▶ **EXTRACTED DATA**:
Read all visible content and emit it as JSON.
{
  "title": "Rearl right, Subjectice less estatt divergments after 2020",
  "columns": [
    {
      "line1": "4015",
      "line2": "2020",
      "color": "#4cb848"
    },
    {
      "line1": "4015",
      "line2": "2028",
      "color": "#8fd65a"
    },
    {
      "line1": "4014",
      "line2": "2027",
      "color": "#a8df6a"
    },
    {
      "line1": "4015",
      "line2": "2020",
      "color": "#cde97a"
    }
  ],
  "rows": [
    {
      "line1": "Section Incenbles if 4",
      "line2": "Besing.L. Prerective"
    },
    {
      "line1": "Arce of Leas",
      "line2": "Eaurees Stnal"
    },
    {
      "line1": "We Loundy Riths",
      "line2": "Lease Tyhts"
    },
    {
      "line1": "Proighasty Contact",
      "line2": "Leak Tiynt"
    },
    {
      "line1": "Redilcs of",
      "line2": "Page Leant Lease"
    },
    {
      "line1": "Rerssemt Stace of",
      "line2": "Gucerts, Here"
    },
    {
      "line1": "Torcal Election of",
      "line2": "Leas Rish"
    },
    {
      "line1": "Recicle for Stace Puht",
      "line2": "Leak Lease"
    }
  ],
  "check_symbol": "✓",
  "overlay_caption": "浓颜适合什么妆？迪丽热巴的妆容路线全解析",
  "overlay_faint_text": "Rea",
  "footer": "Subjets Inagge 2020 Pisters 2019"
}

▶ **TO DO**:
Show all lines above holding "color".

▶ **SOLUTION FOR THIS EXERCISE**:
      "color": "#4cb848"
      "color": "#8fd65a"
      "color": "#a8df6a"
      "color": "#cde97a"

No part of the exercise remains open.